▸ **Given exercise**: Read the lines below. Copy out any that hold the string "JSON".

───

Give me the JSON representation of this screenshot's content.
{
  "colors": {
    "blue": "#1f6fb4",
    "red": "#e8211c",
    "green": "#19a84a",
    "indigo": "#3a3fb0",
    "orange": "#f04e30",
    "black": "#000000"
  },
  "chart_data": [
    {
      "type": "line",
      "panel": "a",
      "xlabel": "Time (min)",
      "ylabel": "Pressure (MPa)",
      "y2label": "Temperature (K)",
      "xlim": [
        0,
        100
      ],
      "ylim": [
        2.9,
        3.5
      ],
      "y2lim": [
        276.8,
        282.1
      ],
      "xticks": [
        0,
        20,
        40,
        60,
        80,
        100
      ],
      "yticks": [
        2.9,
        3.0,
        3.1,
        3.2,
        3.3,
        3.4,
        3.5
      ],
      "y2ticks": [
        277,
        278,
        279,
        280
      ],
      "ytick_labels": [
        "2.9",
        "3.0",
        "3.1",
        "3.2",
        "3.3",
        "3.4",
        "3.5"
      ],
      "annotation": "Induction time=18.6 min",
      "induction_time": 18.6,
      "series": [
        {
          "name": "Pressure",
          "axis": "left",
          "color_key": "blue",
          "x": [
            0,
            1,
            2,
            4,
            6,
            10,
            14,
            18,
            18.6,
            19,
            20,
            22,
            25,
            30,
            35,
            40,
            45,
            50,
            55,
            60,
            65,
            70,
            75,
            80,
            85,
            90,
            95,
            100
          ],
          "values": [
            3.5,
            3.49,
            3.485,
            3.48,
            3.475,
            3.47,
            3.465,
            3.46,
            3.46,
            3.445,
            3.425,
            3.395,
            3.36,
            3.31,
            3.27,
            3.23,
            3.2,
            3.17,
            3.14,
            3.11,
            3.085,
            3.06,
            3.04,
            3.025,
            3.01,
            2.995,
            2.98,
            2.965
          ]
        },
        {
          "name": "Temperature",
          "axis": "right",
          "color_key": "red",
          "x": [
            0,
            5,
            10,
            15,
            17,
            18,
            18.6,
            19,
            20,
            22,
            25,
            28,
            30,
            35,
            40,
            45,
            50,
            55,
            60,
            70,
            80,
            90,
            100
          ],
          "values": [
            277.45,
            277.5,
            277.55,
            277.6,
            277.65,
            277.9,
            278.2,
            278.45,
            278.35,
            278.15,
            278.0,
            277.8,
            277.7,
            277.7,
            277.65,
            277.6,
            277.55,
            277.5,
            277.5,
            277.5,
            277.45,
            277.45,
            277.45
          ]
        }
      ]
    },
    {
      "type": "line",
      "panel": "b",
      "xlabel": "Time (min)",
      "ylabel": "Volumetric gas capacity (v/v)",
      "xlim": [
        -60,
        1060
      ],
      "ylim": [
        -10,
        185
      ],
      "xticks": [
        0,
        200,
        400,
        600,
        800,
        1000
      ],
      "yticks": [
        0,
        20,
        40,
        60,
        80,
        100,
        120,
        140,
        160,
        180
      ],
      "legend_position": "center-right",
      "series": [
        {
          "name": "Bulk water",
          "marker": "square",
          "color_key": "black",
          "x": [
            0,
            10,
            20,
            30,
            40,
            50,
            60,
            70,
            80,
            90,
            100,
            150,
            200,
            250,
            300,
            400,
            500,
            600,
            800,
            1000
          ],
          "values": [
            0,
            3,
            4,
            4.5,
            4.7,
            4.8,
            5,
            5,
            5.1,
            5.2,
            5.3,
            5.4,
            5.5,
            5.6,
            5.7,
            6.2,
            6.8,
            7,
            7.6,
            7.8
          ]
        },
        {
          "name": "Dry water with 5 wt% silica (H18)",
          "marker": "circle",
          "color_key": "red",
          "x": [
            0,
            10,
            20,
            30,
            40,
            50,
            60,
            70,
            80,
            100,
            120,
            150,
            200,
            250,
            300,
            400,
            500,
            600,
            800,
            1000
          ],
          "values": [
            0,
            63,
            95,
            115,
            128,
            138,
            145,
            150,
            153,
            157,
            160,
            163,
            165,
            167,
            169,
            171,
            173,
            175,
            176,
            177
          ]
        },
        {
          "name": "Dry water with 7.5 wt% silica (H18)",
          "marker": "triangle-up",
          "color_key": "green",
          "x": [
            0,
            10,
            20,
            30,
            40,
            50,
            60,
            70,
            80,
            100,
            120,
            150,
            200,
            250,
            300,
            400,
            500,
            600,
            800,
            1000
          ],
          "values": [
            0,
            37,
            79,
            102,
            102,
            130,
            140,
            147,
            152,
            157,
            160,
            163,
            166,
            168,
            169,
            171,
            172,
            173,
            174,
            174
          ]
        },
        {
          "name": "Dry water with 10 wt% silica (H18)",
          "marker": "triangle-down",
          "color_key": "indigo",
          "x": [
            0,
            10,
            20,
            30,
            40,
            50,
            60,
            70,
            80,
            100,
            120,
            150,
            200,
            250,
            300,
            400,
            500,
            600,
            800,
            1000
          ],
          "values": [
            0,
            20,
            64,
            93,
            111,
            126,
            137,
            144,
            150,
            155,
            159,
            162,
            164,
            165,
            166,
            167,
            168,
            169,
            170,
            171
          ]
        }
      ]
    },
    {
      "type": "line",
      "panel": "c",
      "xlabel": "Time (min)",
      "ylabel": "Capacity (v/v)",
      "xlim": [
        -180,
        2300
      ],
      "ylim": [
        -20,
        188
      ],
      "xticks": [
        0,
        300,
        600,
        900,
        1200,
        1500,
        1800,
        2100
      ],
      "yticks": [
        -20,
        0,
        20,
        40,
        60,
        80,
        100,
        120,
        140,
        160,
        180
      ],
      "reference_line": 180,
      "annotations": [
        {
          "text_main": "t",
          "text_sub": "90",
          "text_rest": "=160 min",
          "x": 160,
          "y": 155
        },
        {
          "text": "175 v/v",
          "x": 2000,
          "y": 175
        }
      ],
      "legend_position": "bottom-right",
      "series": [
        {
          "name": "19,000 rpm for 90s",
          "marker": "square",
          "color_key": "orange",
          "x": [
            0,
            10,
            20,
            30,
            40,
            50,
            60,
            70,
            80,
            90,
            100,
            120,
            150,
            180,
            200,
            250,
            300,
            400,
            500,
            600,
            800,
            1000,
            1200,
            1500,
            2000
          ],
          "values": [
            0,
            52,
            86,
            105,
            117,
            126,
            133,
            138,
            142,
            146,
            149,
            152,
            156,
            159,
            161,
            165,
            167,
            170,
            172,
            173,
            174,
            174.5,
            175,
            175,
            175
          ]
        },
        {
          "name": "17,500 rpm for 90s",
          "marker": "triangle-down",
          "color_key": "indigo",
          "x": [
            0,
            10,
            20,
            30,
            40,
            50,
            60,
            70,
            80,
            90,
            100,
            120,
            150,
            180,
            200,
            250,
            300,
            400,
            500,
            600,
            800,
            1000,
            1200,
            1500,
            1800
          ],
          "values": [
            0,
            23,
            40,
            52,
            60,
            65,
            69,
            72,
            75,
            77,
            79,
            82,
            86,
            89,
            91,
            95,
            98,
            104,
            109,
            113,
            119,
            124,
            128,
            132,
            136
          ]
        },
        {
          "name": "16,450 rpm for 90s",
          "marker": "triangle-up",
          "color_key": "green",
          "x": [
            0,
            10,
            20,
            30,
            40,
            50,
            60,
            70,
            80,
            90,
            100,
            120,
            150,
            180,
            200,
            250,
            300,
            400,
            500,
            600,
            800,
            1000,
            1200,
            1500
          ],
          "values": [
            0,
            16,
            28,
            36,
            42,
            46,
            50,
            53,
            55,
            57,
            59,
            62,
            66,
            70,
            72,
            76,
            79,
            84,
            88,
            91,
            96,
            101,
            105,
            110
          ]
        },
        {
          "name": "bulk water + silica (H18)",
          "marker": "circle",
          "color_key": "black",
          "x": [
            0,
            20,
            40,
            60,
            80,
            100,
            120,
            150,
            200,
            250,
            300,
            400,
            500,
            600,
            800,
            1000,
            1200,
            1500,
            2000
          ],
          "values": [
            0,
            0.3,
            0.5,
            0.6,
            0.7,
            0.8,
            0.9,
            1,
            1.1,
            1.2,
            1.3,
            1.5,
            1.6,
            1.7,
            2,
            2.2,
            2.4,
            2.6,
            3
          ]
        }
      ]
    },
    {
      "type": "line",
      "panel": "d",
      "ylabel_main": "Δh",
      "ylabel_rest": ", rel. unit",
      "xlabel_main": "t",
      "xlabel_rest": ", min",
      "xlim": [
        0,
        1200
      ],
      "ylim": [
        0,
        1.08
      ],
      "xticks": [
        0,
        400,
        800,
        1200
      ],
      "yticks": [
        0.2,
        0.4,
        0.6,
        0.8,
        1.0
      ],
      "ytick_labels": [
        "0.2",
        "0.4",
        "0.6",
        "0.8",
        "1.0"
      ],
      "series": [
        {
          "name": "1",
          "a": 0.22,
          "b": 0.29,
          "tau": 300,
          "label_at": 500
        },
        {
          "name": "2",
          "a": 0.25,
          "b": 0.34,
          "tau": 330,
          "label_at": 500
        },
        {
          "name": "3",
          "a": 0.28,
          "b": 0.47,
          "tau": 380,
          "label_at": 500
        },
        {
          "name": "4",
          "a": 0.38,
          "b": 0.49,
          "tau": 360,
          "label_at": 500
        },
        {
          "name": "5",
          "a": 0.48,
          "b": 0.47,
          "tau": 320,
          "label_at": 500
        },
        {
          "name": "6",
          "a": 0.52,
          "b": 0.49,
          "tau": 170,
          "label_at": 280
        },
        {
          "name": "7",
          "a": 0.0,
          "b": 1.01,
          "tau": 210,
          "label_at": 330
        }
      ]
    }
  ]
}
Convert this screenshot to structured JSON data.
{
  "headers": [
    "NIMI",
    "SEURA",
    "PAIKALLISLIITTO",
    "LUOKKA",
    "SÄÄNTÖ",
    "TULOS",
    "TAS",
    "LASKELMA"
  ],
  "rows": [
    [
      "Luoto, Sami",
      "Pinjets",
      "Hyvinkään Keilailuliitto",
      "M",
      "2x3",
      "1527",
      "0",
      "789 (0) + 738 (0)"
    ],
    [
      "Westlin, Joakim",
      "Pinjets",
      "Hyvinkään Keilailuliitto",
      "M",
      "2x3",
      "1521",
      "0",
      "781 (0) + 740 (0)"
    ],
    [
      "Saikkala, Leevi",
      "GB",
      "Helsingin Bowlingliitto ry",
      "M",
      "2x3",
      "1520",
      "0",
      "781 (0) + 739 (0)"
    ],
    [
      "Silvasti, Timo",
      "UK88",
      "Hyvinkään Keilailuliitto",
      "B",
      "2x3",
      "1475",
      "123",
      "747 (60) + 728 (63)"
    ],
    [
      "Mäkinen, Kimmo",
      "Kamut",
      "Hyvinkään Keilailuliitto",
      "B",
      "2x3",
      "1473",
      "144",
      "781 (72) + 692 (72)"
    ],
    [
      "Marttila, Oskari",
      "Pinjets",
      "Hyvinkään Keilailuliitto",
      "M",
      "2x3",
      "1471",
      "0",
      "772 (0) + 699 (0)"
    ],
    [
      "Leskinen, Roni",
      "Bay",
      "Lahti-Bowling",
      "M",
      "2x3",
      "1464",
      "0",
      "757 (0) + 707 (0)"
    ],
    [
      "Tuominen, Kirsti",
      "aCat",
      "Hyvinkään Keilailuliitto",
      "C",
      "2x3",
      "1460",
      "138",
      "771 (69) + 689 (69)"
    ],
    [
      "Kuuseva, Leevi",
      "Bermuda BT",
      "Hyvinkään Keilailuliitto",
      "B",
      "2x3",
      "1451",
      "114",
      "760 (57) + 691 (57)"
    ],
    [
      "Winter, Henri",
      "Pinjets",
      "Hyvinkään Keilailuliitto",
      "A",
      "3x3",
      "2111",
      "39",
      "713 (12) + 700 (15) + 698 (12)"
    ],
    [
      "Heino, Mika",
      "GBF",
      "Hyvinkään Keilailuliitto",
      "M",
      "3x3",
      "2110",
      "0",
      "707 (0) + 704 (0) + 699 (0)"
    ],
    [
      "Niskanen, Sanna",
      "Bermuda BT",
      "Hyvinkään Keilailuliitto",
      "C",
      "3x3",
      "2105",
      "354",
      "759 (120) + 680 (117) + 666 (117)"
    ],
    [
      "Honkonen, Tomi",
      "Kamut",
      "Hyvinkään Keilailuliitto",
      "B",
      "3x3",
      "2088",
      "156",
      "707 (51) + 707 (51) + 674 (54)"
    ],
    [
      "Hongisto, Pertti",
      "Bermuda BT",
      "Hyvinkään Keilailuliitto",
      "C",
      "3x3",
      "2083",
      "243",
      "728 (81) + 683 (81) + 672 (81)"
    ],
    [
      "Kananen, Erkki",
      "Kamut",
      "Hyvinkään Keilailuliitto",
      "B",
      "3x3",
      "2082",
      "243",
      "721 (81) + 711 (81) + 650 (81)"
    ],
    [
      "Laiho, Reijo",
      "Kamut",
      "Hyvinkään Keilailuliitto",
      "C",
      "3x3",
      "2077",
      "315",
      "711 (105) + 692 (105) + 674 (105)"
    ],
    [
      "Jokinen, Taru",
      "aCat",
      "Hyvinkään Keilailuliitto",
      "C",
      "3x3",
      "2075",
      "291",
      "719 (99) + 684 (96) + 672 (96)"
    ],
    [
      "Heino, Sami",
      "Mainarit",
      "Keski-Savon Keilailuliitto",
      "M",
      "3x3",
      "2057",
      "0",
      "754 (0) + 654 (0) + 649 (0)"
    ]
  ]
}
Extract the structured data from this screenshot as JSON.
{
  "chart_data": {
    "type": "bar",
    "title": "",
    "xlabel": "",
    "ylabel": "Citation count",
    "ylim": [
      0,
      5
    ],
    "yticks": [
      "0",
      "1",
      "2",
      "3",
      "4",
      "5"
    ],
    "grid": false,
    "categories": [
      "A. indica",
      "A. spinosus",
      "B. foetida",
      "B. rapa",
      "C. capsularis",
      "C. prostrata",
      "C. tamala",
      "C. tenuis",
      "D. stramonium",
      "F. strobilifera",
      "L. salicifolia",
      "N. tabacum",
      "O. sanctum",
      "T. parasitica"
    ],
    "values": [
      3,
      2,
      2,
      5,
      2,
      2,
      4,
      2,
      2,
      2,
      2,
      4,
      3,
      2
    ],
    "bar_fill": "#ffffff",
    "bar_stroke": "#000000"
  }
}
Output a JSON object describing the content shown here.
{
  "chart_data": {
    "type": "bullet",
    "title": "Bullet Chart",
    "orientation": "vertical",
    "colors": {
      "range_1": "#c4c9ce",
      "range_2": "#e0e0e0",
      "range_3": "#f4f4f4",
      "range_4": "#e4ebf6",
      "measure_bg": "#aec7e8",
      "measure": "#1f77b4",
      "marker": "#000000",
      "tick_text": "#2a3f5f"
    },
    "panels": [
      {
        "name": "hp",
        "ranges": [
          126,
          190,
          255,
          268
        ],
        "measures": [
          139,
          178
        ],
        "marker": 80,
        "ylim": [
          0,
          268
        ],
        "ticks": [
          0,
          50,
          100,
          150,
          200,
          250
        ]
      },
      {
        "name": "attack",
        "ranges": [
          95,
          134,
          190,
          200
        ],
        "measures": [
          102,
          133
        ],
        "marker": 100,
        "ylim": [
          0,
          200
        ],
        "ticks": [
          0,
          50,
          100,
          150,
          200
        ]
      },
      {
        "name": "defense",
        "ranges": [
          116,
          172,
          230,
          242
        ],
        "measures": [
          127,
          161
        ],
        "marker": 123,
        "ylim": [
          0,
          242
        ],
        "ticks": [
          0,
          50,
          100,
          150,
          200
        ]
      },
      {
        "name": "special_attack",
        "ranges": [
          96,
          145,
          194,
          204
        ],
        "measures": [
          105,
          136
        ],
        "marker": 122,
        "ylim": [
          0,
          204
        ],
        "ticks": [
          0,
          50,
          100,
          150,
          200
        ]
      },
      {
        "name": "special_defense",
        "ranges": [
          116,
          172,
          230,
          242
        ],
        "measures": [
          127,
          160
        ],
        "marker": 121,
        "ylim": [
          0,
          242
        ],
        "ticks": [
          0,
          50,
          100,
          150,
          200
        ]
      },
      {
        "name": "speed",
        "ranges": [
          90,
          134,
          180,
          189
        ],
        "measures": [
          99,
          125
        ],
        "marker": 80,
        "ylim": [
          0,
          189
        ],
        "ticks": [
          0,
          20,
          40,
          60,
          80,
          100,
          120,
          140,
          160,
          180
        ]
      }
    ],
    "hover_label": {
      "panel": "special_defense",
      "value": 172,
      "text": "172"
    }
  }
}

───

▸ **Right answer**:
Give me the JSON representation of this screenshot's content.
Convert this screenshot to structured JSON data.
Extract the structured data from this screenshot as JSON.
Output a JSON object describing the content shown here.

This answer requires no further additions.